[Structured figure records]
★ ★ ★

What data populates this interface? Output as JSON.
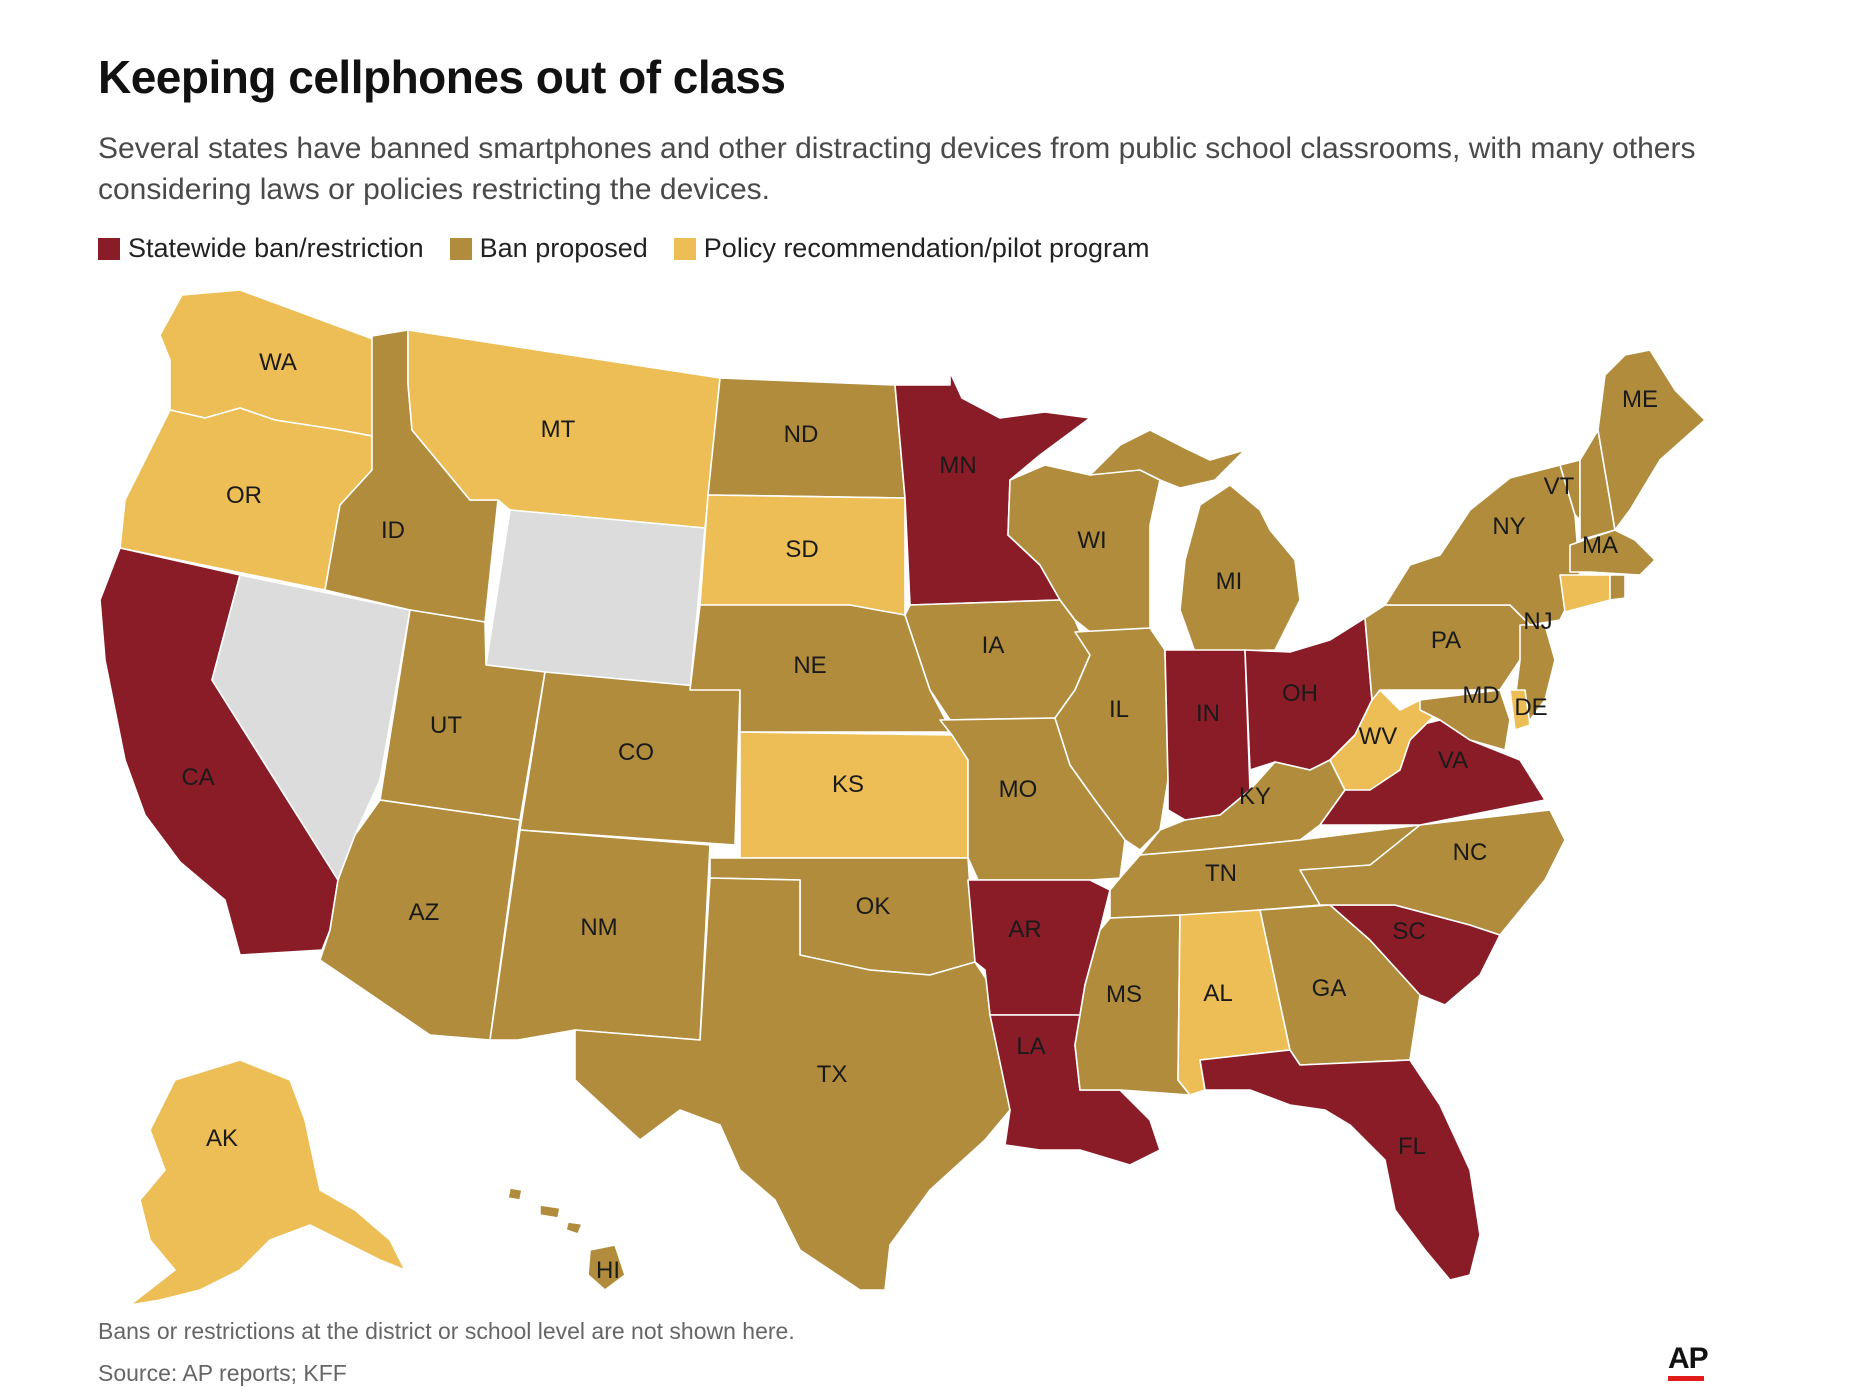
{
  "header": {
    "title": "Keeping cellphones out of class",
    "subtitle": "Several states have banned smartphones and other distracting devices from public school classrooms, with many others considering laws or policies restricting the devices."
  },
  "legend": {
    "items": [
      {
        "label": "Statewide ban/restriction",
        "color": "#8a1c27"
      },
      {
        "label": "Ban proposed",
        "color": "#b08c3c"
      },
      {
        "label": "Policy recommendation/pilot program",
        "color": "#ecbe55"
      }
    ]
  },
  "colors": {
    "ban": "#8a1c27",
    "proposed": "#b08c3c",
    "policy": "#ecbe55",
    "none": "#dcdcdc",
    "border": "#ffffff"
  },
  "states": {
    "WA": "WA",
    "OR": "OR",
    "CA": "CA",
    "NV": "",
    "ID": "ID",
    "MT": "MT",
    "WY": "",
    "UT": "UT",
    "AZ": "AZ",
    "CO": "CO",
    "NM": "NM",
    "ND": "ND",
    "SD": "SD",
    "NE": "NE",
    "KS": "KS",
    "OK": "OK",
    "TX": "TX",
    "MN": "MN",
    "IA": "IA",
    "MO": "MO",
    "AR": "AR",
    "LA": "LA",
    "WI": "WI",
    "IL": "IL",
    "MI": "MI",
    "IN": "IN",
    "OH": "OH",
    "KY": "KY",
    "TN": "TN",
    "MS": "MS",
    "AL": "AL",
    "GA": "GA",
    "FL": "FL",
    "SC": "SC",
    "NC": "NC",
    "VA": "VA",
    "WV": "WV",
    "PA": "PA",
    "NY": "NY",
    "VT": "VT",
    "NH": "",
    "ME": "ME",
    "MA": "MA",
    "CT": "",
    "RI": "",
    "NJ": "NJ",
    "DE": "DE",
    "MD": "MD",
    "AK": "AK",
    "HI": "HI"
  },
  "footer": {
    "note": "Bans or restrictions at the district or school level are not shown here.",
    "source": "Source: AP reports; KFF",
    "logo": "AP"
  }
}
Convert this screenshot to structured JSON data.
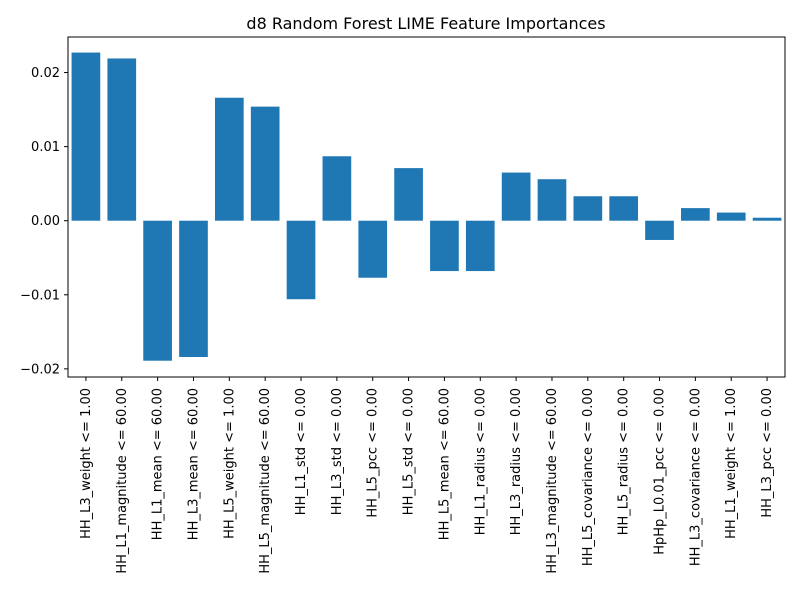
{
  "chart_data": {
    "type": "bar",
    "title": "d8 Random Forest LIME Feature Importances",
    "xlabel": "",
    "ylabel": "",
    "categories": [
      "HH_L3_weight <= 1.00",
      "HH_L1_magnitude <= 60.00",
      "HH_L1_mean <= 60.00",
      "HH_L3_mean <= 60.00",
      "HH_L5_weight <= 1.00",
      "HH_L5_magnitude <= 60.00",
      "HH_L1_std <= 0.00",
      "HH_L3_std <= 0.00",
      "HH_L5_pcc <= 0.00",
      "HH_L5_std <= 0.00",
      "HH_L5_mean <= 60.00",
      "HH_L1_radius <= 0.00",
      "HH_L3_radius <= 0.00",
      "HH_L3_magnitude <= 60.00",
      "HH_L5_covariance <= 0.00",
      "HH_L5_radius <= 0.00",
      "HpHp_L0.01_pcc <= 0.00",
      "HH_L3_covariance <= 0.00",
      "HH_L1_weight <= 1.00",
      "HH_L3_pcc <= 0.00"
    ],
    "values": [
      0.0227,
      0.0219,
      -0.0189,
      -0.0184,
      0.0166,
      0.0154,
      -0.0106,
      0.0087,
      -0.0077,
      0.0071,
      -0.0068,
      -0.0068,
      0.0065,
      0.0056,
      0.0033,
      0.0033,
      -0.0026,
      0.0017,
      0.0011,
      0.0004
    ],
    "ylim": [
      -0.0211,
      0.0248
    ],
    "yticks": [
      -0.02,
      -0.01,
      0.0,
      0.01,
      0.02
    ],
    "ytick_labels": [
      "−0.02",
      "−0.01",
      "0.00",
      "0.01",
      "0.02"
    ],
    "grid": false,
    "color": "#1f77b4"
  }
}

★ ★ ★

Set problem:
Above are the records; reproduce them exactly and leave out the pictures.

The response:
What data populates this interface? Output as JSON.
{
  "header": {
    "title": "Keeping cellphones out of class",
    "subtitle": "Several states have banned smartphones and other distracting devices from public school classrooms, with many others considering laws or policies restricting the devices."
  },
  "legend": {
    "items": [
      {
        "label": "Statewide ban/restriction",
        "color": "#8a1c27"
      },
      {
        "label": "Ban proposed",
        "color": "#b08c3c"
      },
      {
        "label": "Policy recommendation/pilot program",
        "color": "#ecbe55"
      }
    ]
  },
  "colors": {
    "ban": "#8a1c27",
    "proposed": "#b08c3c",
    "policy": "#ecbe55",
    "none": "#dcdcdc",
    "border": "#ffffff"
  },
  "states": {
    "WA": "WA",
    "OR": "OR",
    "CA": "CA",
    "NV": "",
    "ID": "ID",
    "MT": "MT",
    "WY": "",
    "UT": "UT",
    "AZ": "AZ",
    "CO": "CO",
    "NM": "NM",
    "ND": "ND",
    "SD": "SD",
    "NE": "NE",
    "KS": "KS",
    "OK": "OK",
    "TX": "TX",
    "MN": "MN",
    "IA": "IA",
    "MO": "MO",
    "AR": "AR",
    "LA": "LA",
    "WI": "WI",
    "IL": "IL",
    "MI": "MI",
    "IN": "IN",
    "OH": "OH",
    "KY": "KY",
    "TN": "TN",
    "MS": "MS",
    "AL": "AL",
    "GA": "GA",
    "FL": "FL",
    "SC": "SC",
    "NC": "NC",
    "VA": "VA",
    "WV": "WV",
    "PA": "PA",
    "NY": "NY",
    "VT": "VT",
    "NH": "",
    "ME": "ME",
    "MA": "MA",
    "CT": "",
    "RI": "",
    "NJ": "NJ",
    "DE": "DE",
    "MD": "MD",
    "AK": "AK",
    "HI": "HI"
  },
  "footer": {
    "note": "Bans or restrictions at the district or school level are not shown here.",
    "source": "Source: AP reports; KFF",
    "logo": "AP"
  }
}
Convert this screenshot to structured JSON data.
{
  "chart_data": {
    "type": "bar",
    "title": "d8 Random Forest LIME Feature Importances",
    "xlabel": "",
    "ylabel": "",
    "categories": [
      "HH_L3_weight <= 1.00",
      "HH_L1_magnitude <= 60.00",
      "HH_L1_mean <= 60.00",
      "HH_L3_mean <= 60.00",
      "HH_L5_weight <= 1.00",
      "HH_L5_magnitude <= 60.00",
      "HH_L1_std <= 0.00",
      "HH_L3_std <= 0.00",
      "HH_L5_pcc <= 0.00",
      "HH_L5_std <= 0.00",
      "HH_L5_mean <= 60.00",
      "HH_L1_radius <= 0.00",
      "HH_L3_radius <= 0.00",
      "HH_L3_magnitude <= 60.00",
      "HH_L5_covariance <= 0.00",
      "HH_L5_radius <= 0.00",
      "HpHp_L0.01_pcc <= 0.00",
      "HH_L3_covariance <= 0.00",
      "HH_L1_weight <= 1.00",
      "HH_L3_pcc <= 0.00"
    ],
    "values": [
      0.0227,
      0.0219,
      -0.0189,
      -0.0184,
      0.0166,
      0.0154,
      -0.0106,
      0.0087,
      -0.0077,
      0.0071,
      -0.0068,
      -0.0068,
      0.0065,
      0.0056,
      0.0033,
      0.0033,
      -0.0026,
      0.0017,
      0.0011,
      0.0004
    ],
    "ylim": [
      -0.0211,
      0.0248
    ],
    "yticks": [
      -0.02,
      -0.01,
      0.0,
      0.01,
      0.02
    ],
    "ytick_labels": [
      "−0.02",
      "−0.01",
      "0.00",
      "0.01",
      "0.02"
    ],
    "grid": false,
    "color": "#1f77b4"
  }
}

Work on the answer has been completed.